Task description: From the listing below, extract each line containing the string "ttkg".

— BEGIN —

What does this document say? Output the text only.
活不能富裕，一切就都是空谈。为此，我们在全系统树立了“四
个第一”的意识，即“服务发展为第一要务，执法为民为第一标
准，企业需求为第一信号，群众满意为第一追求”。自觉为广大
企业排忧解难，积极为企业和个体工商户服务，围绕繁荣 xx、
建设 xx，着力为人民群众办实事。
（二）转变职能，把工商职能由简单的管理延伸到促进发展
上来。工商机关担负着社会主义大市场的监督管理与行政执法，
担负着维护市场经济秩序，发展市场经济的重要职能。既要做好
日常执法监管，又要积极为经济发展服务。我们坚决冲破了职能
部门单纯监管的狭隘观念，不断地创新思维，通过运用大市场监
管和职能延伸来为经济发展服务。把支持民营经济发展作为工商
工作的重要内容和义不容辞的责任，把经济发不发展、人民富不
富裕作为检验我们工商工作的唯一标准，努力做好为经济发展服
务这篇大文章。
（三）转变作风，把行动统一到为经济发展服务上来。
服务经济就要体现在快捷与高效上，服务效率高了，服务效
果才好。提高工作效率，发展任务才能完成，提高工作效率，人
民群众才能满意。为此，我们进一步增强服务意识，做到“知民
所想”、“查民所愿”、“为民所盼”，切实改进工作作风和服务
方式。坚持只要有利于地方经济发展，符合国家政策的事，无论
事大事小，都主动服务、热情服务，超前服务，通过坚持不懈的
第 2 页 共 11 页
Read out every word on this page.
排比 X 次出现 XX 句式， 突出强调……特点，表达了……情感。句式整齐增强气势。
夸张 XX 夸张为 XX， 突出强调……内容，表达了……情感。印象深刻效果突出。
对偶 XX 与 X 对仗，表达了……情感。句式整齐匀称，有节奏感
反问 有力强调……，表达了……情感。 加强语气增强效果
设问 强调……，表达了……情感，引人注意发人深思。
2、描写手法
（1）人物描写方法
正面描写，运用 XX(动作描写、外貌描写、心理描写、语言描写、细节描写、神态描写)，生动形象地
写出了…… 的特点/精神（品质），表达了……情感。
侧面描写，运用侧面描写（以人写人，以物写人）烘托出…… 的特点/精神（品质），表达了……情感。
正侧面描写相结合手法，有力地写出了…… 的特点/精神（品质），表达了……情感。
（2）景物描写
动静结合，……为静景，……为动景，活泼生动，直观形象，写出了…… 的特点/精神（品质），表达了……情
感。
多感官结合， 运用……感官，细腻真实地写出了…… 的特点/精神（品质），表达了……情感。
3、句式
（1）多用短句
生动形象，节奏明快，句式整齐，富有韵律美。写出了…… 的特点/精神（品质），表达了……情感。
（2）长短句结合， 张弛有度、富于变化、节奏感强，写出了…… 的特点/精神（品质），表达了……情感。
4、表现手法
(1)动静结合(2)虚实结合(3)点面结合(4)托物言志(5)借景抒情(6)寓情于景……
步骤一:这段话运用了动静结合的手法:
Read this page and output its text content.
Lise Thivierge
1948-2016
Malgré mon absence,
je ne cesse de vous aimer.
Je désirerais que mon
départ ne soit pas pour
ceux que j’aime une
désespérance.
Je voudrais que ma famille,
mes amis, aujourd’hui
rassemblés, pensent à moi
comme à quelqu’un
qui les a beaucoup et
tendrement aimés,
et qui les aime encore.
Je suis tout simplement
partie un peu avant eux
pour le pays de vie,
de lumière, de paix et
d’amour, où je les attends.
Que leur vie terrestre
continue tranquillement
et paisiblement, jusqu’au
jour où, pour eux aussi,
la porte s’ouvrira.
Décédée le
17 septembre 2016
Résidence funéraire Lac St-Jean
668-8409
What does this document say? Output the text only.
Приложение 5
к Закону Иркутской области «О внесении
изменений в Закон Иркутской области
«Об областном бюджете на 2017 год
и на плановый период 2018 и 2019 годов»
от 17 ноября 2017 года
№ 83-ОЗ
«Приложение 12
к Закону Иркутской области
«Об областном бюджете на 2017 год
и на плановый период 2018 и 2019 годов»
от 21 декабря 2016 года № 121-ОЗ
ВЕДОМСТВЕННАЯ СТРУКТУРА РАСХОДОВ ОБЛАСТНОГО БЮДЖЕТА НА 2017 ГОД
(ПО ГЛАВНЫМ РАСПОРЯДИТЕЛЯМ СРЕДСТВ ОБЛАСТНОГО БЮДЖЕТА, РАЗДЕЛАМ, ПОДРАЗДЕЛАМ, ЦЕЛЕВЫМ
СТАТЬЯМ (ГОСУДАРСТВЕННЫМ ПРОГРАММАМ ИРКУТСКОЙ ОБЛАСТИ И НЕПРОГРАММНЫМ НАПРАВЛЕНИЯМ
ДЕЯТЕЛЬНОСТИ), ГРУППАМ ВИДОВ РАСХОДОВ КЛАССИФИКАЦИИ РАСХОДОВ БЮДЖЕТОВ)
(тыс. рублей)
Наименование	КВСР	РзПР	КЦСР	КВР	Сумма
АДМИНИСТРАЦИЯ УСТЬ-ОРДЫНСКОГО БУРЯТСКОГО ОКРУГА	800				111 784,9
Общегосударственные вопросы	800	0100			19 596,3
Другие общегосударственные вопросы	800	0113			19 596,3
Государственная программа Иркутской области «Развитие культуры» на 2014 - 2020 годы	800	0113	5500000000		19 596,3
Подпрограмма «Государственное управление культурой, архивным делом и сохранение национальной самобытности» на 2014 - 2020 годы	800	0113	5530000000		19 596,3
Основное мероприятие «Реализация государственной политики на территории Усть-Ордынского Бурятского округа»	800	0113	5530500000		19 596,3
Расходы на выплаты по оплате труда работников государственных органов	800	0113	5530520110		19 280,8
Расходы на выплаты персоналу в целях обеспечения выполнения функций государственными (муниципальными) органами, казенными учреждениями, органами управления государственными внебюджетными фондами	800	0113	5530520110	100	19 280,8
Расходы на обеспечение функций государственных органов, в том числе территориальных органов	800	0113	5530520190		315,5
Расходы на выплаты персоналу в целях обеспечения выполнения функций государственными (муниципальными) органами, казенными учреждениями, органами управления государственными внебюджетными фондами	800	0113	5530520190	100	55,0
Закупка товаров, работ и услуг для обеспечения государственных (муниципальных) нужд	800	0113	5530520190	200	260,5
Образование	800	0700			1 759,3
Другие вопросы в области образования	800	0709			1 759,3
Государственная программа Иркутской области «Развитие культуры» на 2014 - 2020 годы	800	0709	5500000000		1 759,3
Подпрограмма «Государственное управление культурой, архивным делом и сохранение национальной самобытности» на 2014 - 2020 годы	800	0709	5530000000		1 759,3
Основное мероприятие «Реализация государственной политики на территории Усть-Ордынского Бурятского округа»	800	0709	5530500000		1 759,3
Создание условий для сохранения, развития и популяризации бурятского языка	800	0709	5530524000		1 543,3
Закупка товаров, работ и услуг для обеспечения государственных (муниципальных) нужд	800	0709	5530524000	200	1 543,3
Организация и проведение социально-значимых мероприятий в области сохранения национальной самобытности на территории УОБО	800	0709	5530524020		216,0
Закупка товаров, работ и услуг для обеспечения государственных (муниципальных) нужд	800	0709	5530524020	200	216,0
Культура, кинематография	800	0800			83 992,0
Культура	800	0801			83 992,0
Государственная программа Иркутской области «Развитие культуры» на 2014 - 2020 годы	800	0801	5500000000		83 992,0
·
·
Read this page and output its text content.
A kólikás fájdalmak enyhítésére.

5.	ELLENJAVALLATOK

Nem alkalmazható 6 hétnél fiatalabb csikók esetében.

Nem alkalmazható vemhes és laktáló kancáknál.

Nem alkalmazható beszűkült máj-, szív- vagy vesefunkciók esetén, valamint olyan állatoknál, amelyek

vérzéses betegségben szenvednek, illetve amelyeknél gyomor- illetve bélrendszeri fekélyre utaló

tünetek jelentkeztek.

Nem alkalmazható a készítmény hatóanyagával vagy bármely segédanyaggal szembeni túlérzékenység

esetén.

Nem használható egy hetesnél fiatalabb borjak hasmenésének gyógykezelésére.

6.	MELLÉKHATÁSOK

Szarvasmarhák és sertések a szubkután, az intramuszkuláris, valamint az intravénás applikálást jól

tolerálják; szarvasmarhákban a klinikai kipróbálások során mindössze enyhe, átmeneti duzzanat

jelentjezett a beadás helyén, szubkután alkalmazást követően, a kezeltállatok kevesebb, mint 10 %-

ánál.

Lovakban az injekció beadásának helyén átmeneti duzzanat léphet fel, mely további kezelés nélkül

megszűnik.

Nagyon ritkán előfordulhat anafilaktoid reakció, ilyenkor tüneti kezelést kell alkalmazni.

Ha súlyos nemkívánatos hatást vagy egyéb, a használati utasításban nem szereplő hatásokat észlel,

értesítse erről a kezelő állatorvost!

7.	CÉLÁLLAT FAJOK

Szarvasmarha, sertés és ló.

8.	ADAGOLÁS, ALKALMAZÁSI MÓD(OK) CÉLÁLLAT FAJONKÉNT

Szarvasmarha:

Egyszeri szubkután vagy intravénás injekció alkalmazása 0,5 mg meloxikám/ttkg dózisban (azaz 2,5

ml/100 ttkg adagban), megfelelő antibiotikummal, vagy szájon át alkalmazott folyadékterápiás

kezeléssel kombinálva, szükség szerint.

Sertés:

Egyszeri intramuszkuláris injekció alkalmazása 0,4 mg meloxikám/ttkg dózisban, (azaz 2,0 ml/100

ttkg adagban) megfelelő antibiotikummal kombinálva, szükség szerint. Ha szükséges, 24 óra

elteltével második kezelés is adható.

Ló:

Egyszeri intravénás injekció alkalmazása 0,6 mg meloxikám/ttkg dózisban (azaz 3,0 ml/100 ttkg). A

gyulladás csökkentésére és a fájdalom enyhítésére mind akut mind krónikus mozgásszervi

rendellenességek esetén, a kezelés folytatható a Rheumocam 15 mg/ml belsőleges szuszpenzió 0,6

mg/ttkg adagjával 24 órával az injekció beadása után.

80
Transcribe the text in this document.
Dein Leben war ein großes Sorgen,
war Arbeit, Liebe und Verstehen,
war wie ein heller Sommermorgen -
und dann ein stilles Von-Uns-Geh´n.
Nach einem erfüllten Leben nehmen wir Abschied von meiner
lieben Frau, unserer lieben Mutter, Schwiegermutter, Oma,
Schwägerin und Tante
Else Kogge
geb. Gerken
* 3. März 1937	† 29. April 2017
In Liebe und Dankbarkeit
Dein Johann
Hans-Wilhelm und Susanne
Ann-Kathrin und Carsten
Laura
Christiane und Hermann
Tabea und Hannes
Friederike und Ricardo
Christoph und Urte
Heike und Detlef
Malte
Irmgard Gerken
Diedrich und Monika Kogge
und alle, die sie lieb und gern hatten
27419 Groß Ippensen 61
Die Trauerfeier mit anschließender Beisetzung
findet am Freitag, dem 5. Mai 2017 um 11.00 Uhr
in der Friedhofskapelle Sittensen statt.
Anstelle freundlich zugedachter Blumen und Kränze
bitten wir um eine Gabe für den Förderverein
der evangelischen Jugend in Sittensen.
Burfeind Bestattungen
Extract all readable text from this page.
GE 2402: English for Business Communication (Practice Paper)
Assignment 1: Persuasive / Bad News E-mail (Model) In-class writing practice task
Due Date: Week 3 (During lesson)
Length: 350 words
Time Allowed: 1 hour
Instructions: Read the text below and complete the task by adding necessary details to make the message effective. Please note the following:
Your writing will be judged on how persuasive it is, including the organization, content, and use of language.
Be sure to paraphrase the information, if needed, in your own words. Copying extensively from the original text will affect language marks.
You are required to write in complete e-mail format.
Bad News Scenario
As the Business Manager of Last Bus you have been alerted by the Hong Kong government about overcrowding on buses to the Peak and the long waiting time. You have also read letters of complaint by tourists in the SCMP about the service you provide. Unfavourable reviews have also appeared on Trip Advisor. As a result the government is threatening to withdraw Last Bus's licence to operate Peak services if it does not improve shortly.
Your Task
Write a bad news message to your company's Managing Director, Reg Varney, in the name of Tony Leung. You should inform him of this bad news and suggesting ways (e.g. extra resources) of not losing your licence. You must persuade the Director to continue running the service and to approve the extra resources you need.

— END —

Answer to the exercise:
Egyszeri szubkután vagy intravénás injekció alkalmazása 0,5 mg meloxikám/ttkg dózisban (azaz 2,5
ml/100 ttkg adagban), megfelelő antibiotikummal, vagy szájon át alkalmazott folyadékterápiás
Egyszeri intramuszkuláris injekció alkalmazása 0,4 mg meloxikám/ttkg dózisban, (azaz 2,0 ml/100
ttkg adagban) megfelelő antibiotikummal kombinálva, szükség szerint. Ha szükséges, 24 óra
Egyszeri intravénás injekció alkalmazása 0,6 mg meloxikám/ttkg dózisban (azaz 3,0 ml/100 ttkg). A
mg/ttkg adagjával 24 órával az injekció beadása után.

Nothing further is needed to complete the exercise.